Print all of the lines exactly. Any picture among them stays out.

[Dataset records on visual material]
⟨

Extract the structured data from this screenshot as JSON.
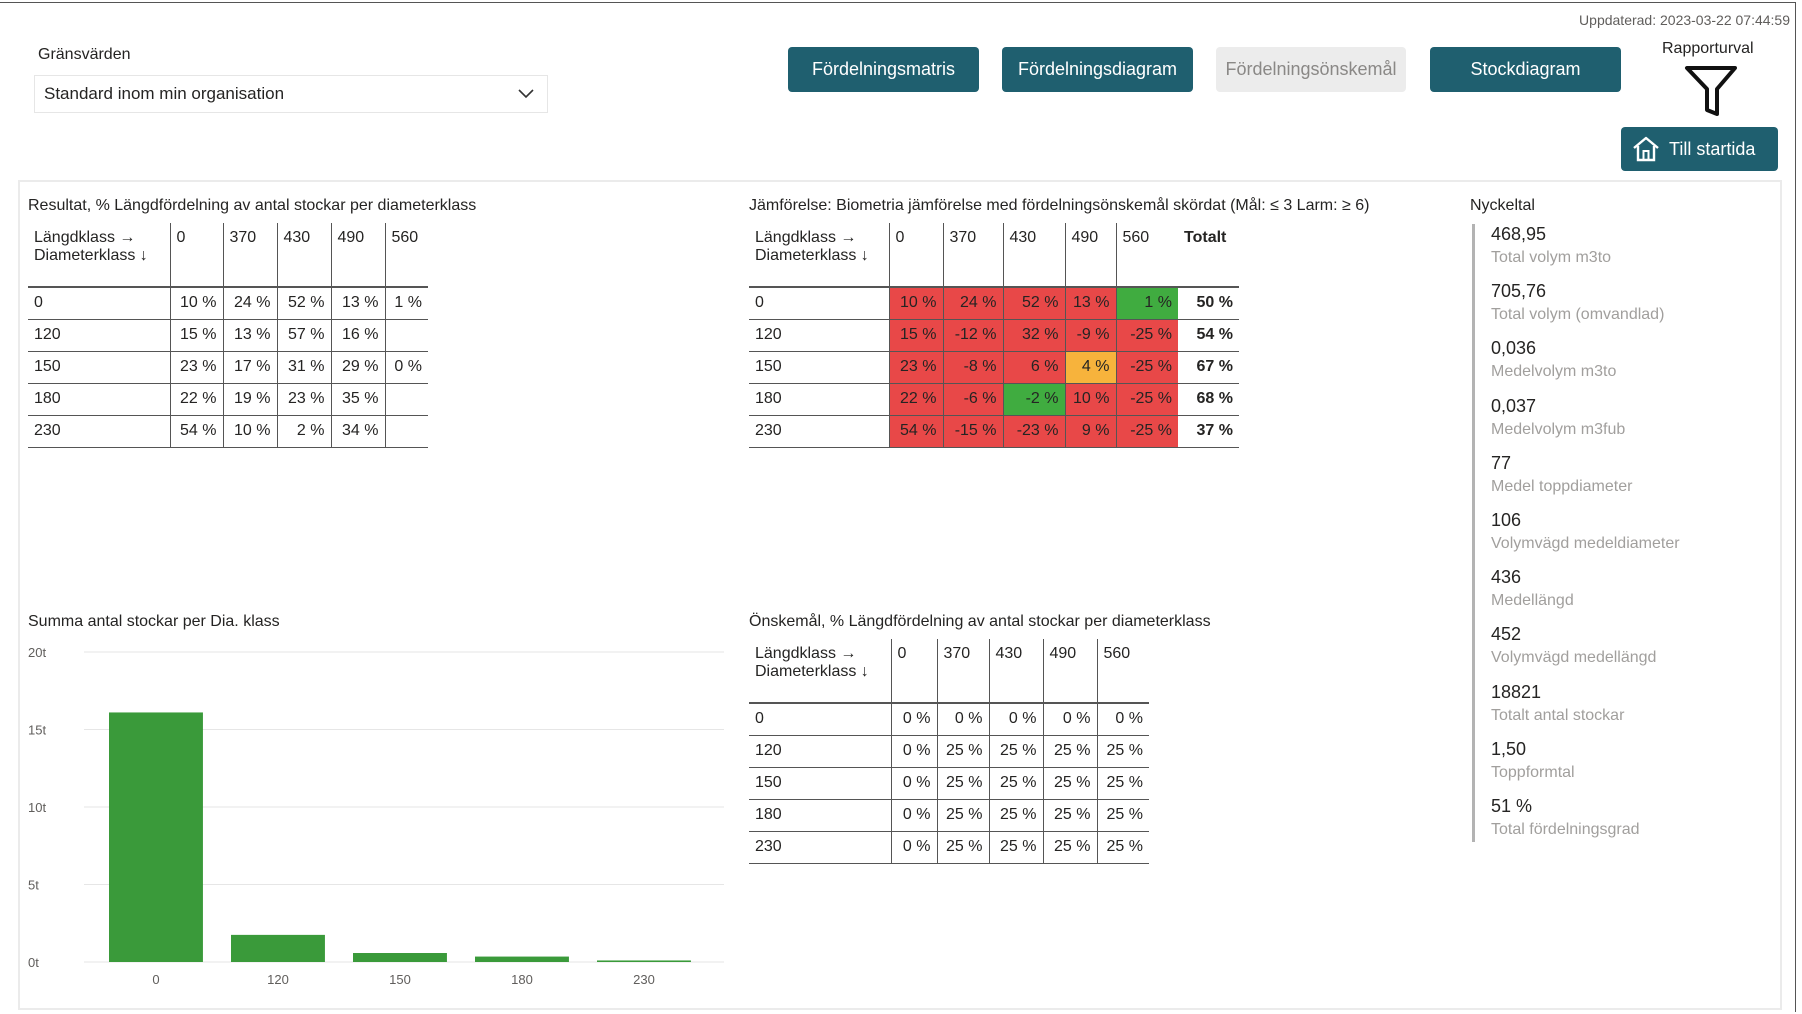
{
  "updated": "Uppdaterad: 2023-03-22 07:44:59",
  "gransvarden": {
    "label": "Gränsvärden",
    "selected": "Standard inom min organisation"
  },
  "nav": {
    "matris": "Fördelningsmatris",
    "diagram": "Fördelningsdiagram",
    "onskemal": "Fördelningsönskemål",
    "stock": "Stockdiagram"
  },
  "rapporturval": "Rapporturval",
  "home_label": "Till startida",
  "colors": {
    "accent": "#1f5f6f",
    "red": "#e84848",
    "green": "#40ac40",
    "orange": "#f7b33c",
    "bar": "#3a9a3a"
  },
  "resultat": {
    "title": "Resultat, % Längdfördelning av antal stockar per diameterklass",
    "corner": [
      "Längdklass →",
      "Diameterklass ↓"
    ],
    "cols": [
      "0",
      "370",
      "430",
      "490",
      "560"
    ],
    "rows": [
      {
        "label": "0",
        "cells": [
          "10 %",
          "24 %",
          "52 %",
          "13 %",
          "1 %"
        ]
      },
      {
        "label": "120",
        "cells": [
          "15 %",
          "13 %",
          "57 %",
          "16 %",
          ""
        ]
      },
      {
        "label": "150",
        "cells": [
          "23 %",
          "17 %",
          "31 %",
          "29 %",
          "0 %"
        ]
      },
      {
        "label": "180",
        "cells": [
          "22 %",
          "19 %",
          "23 %",
          "35 %",
          ""
        ]
      },
      {
        "label": "230",
        "cells": [
          "54 %",
          "10 %",
          "2 %",
          "34 %",
          ""
        ]
      }
    ]
  },
  "jamforelse": {
    "title": "Jämförelse: Biometria jämförelse med fördelningsönskemål skördat (Mål: ≤ 3 Larm: ≥ 6)",
    "corner": [
      "Längdklass →",
      "Diameterklass ↓"
    ],
    "cols": [
      "0",
      "370",
      "430",
      "490",
      "560"
    ],
    "total_label": "Totalt",
    "rows": [
      {
        "label": "0",
        "cells": [
          "10 %",
          "24 %",
          "52 %",
          "13 %",
          "1 %"
        ],
        "status": [
          "red",
          "red",
          "red",
          "red",
          "green"
        ],
        "total": "50 %"
      },
      {
        "label": "120",
        "cells": [
          "15 %",
          "-12 %",
          "32 %",
          "-9 %",
          "-25 %"
        ],
        "status": [
          "red",
          "red",
          "red",
          "red",
          "red"
        ],
        "total": "54 %"
      },
      {
        "label": "150",
        "cells": [
          "23 %",
          "-8 %",
          "6 %",
          "4 %",
          "-25 %"
        ],
        "status": [
          "red",
          "red",
          "red",
          "orange",
          "red"
        ],
        "total": "67 %"
      },
      {
        "label": "180",
        "cells": [
          "22 %",
          "-6 %",
          "-2 %",
          "10 %",
          "-25 %"
        ],
        "status": [
          "red",
          "red",
          "green",
          "red",
          "red"
        ],
        "total": "68 %"
      },
      {
        "label": "230",
        "cells": [
          "54 %",
          "-15 %",
          "-23 %",
          "9 %",
          "-25 %"
        ],
        "status": [
          "red",
          "red",
          "red",
          "red",
          "red"
        ],
        "total": "37 %"
      }
    ]
  },
  "onskemal": {
    "title": "Önskemål, % Längdfördelning av antal stockar per diameterklass",
    "corner": [
      "Längdklass →",
      "Diameterklass ↓"
    ],
    "cols": [
      "0",
      "370",
      "430",
      "490",
      "560"
    ],
    "rows": [
      {
        "label": "0",
        "cells": [
          "0 %",
          "0 %",
          "0 %",
          "0 %",
          "0 %"
        ]
      },
      {
        "label": "120",
        "cells": [
          "0 %",
          "25 %",
          "25 %",
          "25 %",
          "25 %"
        ]
      },
      {
        "label": "150",
        "cells": [
          "0 %",
          "25 %",
          "25 %",
          "25 %",
          "25 %"
        ]
      },
      {
        "label": "180",
        "cells": [
          "0 %",
          "25 %",
          "25 %",
          "25 %",
          "25 %"
        ]
      },
      {
        "label": "230",
        "cells": [
          "0 %",
          "25 %",
          "25 %",
          "25 %",
          "25 %"
        ]
      }
    ]
  },
  "nyckeltal": {
    "title": "Nyckeltal",
    "items": [
      {
        "value": "468,95",
        "label": "Total volym m3to"
      },
      {
        "value": "705,76",
        "label": "Total volym (omvandlad)"
      },
      {
        "value": "0,036",
        "label": "Medelvolym m3to"
      },
      {
        "value": "0,037",
        "label": "Medelvolym m3fub"
      },
      {
        "value": "77",
        "label": "Medel toppdiameter"
      },
      {
        "value": "106",
        "label": "Volymvägd medeldiameter"
      },
      {
        "value": "436",
        "label": "Medellängd"
      },
      {
        "value": "452",
        "label": "Volymvägd medellängd"
      },
      {
        "value": "18821",
        "label": "Totalt antal stockar"
      },
      {
        "value": "1,50",
        "label": "Toppformtal"
      },
      {
        "value": "51 %",
        "label": "Total fördelningsgrad"
      }
    ]
  },
  "chart_data": {
    "type": "bar",
    "title": "Summa antal stockar per Dia. klass",
    "categories": [
      "0",
      "120",
      "150",
      "180",
      "230"
    ],
    "values": [
      16100,
      1750,
      580,
      350,
      100
    ],
    "yticks": [
      "0t",
      "5t",
      "10t",
      "15t",
      "20t"
    ],
    "ylim": [
      0,
      20000
    ],
    "grid": true
  }
}
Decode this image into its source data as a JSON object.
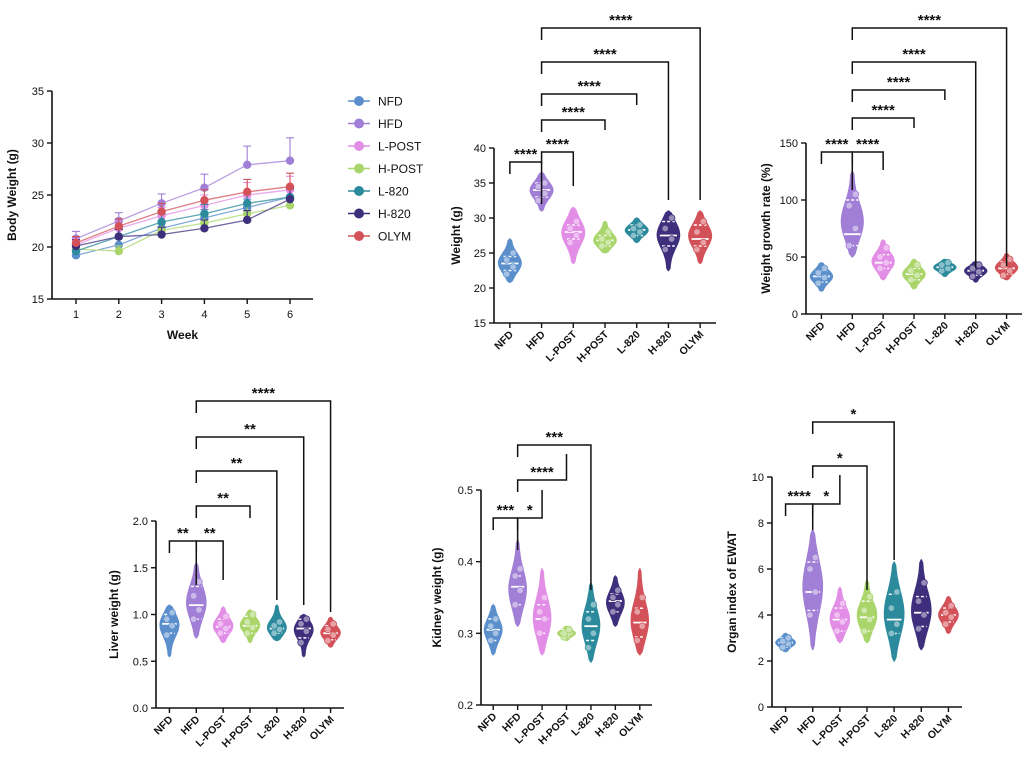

⟩

Answer below –
Extract the structured data from this screenshot as JSON.
{
  "updated": "Uppdaterad: 2023-03-22 07:44:59",
  "gransvarden": {
    "label": "Gränsvärden",
    "selected": "Standard inom min organisation"
  },
  "nav": {
    "matris": "Fördelningsmatris",
    "diagram": "Fördelningsdiagram",
    "onskemal": "Fördelningsönskemål",
    "stock": "Stockdiagram"
  },
  "rapporturval": "Rapporturval",
  "home_label": "Till startida",
  "colors": {
    "accent": "#1f5f6f",
    "red": "#e84848",
    "green": "#40ac40",
    "orange": "#f7b33c",
    "bar": "#3a9a3a"
  },
  "resultat": {
    "title": "Resultat, % Längdfördelning av antal stockar per diameterklass",
    "corner": [
      "Längdklass →",
      "Diameterklass ↓"
    ],
    "cols": [
      "0",
      "370",
      "430",
      "490",
      "560"
    ],
    "rows": [
      {
        "label": "0",
        "cells": [
          "10 %",
          "24 %",
          "52 %",
          "13 %",
          "1 %"
        ]
      },
      {
        "label": "120",
        "cells": [
          "15 %",
          "13 %",
          "57 %",
          "16 %",
          ""
        ]
      },
      {
        "label": "150",
        "cells": [
          "23 %",
          "17 %",
          "31 %",
          "29 %",
          "0 %"
        ]
      },
      {
        "label": "180",
        "cells": [
          "22 %",
          "19 %",
          "23 %",
          "35 %",
          ""
        ]
      },
      {
        "label": "230",
        "cells": [
          "54 %",
          "10 %",
          "2 %",
          "34 %",
          ""
        ]
      }
    ]
  },
  "jamforelse": {
    "title": "Jämförelse: Biometria jämförelse med fördelningsönskemål skördat (Mål: ≤ 3 Larm: ≥ 6)",
    "corner": [
      "Längdklass →",
      "Diameterklass ↓"
    ],
    "cols": [
      "0",
      "370",
      "430",
      "490",
      "560"
    ],
    "total_label": "Totalt",
    "rows": [
      {
        "label": "0",
        "cells": [
          "10 %",
          "24 %",
          "52 %",
          "13 %",
          "1 %"
        ],
        "status": [
          "red",
          "red",
          "red",
          "red",
          "green"
        ],
        "total": "50 %"
      },
      {
        "label": "120",
        "cells": [
          "15 %",
          "-12 %",
          "32 %",
          "-9 %",
          "-25 %"
        ],
        "status": [
          "red",
          "red",
          "red",
          "red",
          "red"
        ],
        "total": "54 %"
      },
      {
        "label": "150",
        "cells": [
          "23 %",
          "-8 %",
          "6 %",
          "4 %",
          "-25 %"
        ],
        "status": [
          "red",
          "red",
          "red",
          "orange",
          "red"
        ],
        "total": "67 %"
      },
      {
        "label": "180",
        "cells": [
          "22 %",
          "-6 %",
          "-2 %",
          "10 %",
          "-25 %"
        ],
        "status": [
          "red",
          "red",
          "green",
          "red",
          "red"
        ],
        "total": "68 %"
      },
      {
        "label": "230",
        "cells": [
          "54 %",
          "-15 %",
          "-23 %",
          "9 %",
          "-25 %"
        ],
        "status": [
          "red",
          "red",
          "red",
          "red",
          "red"
        ],
        "total": "37 %"
      }
    ]
  },
  "onskemal": {
    "title": "Önskemål, % Längdfördelning av antal stockar per diameterklass",
    "corner": [
      "Längdklass →",
      "Diameterklass ↓"
    ],
    "cols": [
      "0",
      "370",
      "430",
      "490",
      "560"
    ],
    "rows": [
      {
        "label": "0",
        "cells": [
          "0 %",
          "0 %",
          "0 %",
          "0 %",
          "0 %"
        ]
      },
      {
        "label": "120",
        "cells": [
          "0 %",
          "25 %",
          "25 %",
          "25 %",
          "25 %"
        ]
      },
      {
        "label": "150",
        "cells": [
          "0 %",
          "25 %",
          "25 %",
          "25 %",
          "25 %"
        ]
      },
      {
        "label": "180",
        "cells": [
          "0 %",
          "25 %",
          "25 %",
          "25 %",
          "25 %"
        ]
      },
      {
        "label": "230",
        "cells": [
          "0 %",
          "25 %",
          "25 %",
          "25 %",
          "25 %"
        ]
      }
    ]
  },
  "nyckeltal": {
    "title": "Nyckeltal",
    "items": [
      {
        "value": "468,95",
        "label": "Total volym m3to"
      },
      {
        "value": "705,76",
        "label": "Total volym (omvandlad)"
      },
      {
        "value": "0,036",
        "label": "Medelvolym m3to"
      },
      {
        "value": "0,037",
        "label": "Medelvolym m3fub"
      },
      {
        "value": "77",
        "label": "Medel toppdiameter"
      },
      {
        "value": "106",
        "label": "Volymvägd medeldiameter"
      },
      {
        "value": "436",
        "label": "Medellängd"
      },
      {
        "value": "452",
        "label": "Volymvägd medellängd"
      },
      {
        "value": "18821",
        "label": "Totalt antal stockar"
      },
      {
        "value": "1,50",
        "label": "Toppformtal"
      },
      {
        "value": "51 %",
        "label": "Total fördelningsgrad"
      }
    ]
  },
  "chart_data": {
    "type": "bar",
    "title": "Summa antal stockar per Dia. klass",
    "categories": [
      "0",
      "120",
      "150",
      "180",
      "230"
    ],
    "values": [
      16100,
      1750,
      580,
      350,
      100
    ],
    "yticks": [
      "0t",
      "5t",
      "10t",
      "15t",
      "20t"
    ],
    "ylim": [
      0,
      20000
    ],
    "grid": true
  }
}
Decode this image into its source data as a JSON object.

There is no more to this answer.